### [Input]

>> start

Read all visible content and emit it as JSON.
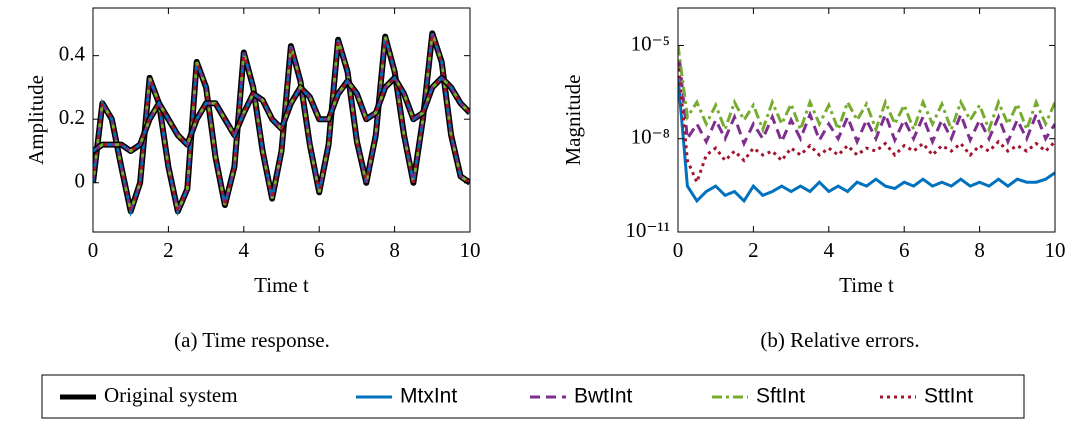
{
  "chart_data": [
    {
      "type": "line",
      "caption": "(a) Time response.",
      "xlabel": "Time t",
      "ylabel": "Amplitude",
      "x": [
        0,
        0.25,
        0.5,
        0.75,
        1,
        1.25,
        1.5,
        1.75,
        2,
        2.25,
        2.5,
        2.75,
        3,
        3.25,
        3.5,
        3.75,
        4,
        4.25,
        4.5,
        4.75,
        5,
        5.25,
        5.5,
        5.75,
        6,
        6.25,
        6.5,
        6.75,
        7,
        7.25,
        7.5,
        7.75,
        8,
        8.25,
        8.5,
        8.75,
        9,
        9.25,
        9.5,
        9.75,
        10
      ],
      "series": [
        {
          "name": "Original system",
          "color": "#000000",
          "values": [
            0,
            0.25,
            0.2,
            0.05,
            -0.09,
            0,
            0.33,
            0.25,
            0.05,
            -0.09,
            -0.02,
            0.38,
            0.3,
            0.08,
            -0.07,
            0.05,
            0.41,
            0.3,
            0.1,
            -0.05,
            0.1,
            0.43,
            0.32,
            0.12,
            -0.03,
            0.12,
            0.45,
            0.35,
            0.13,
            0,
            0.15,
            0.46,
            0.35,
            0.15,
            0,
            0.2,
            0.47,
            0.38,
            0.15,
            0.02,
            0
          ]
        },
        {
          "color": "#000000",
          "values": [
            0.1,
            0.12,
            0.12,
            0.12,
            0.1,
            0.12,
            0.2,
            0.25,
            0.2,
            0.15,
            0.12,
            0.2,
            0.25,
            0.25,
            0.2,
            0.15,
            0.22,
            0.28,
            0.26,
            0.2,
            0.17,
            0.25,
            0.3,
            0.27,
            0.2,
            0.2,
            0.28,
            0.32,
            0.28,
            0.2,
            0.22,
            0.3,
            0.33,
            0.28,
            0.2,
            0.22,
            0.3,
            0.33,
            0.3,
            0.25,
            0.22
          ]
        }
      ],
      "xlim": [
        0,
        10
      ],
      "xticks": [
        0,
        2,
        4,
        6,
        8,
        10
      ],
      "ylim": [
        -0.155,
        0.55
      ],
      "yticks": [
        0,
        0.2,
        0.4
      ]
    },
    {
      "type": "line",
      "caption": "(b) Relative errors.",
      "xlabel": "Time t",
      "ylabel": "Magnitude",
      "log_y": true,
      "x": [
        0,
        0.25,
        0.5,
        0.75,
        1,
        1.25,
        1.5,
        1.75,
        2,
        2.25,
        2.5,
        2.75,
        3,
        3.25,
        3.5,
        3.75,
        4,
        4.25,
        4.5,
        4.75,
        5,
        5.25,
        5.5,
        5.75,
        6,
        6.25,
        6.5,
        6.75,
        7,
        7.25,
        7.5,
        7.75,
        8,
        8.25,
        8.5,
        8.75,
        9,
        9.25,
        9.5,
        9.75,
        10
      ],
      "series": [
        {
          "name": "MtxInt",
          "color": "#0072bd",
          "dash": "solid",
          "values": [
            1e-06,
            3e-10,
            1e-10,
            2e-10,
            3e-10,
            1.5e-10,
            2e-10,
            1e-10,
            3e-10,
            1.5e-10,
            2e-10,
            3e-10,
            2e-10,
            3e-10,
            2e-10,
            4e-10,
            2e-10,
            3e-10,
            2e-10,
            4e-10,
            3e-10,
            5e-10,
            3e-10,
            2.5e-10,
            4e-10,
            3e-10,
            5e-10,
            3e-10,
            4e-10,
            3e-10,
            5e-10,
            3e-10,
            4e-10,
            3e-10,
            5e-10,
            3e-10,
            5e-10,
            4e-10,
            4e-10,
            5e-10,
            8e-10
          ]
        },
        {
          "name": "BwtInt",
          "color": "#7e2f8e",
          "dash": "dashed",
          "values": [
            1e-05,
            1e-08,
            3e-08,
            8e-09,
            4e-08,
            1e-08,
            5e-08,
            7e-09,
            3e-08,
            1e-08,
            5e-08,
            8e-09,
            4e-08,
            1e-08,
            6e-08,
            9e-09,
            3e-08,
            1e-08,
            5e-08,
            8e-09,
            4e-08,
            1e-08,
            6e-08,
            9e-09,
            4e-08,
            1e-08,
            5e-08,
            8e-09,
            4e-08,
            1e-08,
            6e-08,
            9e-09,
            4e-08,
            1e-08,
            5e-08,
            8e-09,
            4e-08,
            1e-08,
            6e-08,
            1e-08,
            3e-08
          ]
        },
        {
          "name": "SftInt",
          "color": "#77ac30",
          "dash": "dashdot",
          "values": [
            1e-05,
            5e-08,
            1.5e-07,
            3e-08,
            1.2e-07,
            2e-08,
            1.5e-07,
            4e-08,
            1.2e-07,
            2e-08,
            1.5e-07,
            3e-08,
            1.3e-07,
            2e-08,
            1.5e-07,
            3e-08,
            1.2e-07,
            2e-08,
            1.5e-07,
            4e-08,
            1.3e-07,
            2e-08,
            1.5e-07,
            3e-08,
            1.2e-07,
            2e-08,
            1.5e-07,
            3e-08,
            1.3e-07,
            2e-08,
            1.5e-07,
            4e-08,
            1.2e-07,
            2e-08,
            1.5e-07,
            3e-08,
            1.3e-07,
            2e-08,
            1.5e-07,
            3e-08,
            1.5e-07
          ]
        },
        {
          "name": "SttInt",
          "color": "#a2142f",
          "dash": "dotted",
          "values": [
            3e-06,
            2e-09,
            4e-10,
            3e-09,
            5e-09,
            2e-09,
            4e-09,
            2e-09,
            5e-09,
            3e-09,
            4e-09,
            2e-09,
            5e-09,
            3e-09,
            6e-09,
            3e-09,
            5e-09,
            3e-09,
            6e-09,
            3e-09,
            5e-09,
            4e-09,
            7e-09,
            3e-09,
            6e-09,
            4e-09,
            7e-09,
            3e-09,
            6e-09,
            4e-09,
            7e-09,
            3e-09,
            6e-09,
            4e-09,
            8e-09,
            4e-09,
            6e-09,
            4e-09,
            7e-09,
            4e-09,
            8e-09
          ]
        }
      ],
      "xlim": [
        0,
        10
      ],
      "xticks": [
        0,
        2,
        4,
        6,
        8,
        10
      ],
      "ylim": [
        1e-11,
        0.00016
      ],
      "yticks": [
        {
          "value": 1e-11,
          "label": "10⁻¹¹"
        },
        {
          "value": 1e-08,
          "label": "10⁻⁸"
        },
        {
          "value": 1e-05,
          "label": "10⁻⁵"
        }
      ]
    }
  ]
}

>> end

### [The exercise]
Return each line that includes "caption".

### [Correct result]
      "caption": "(a) Time response.",
      "caption": "(b) Relative errors.",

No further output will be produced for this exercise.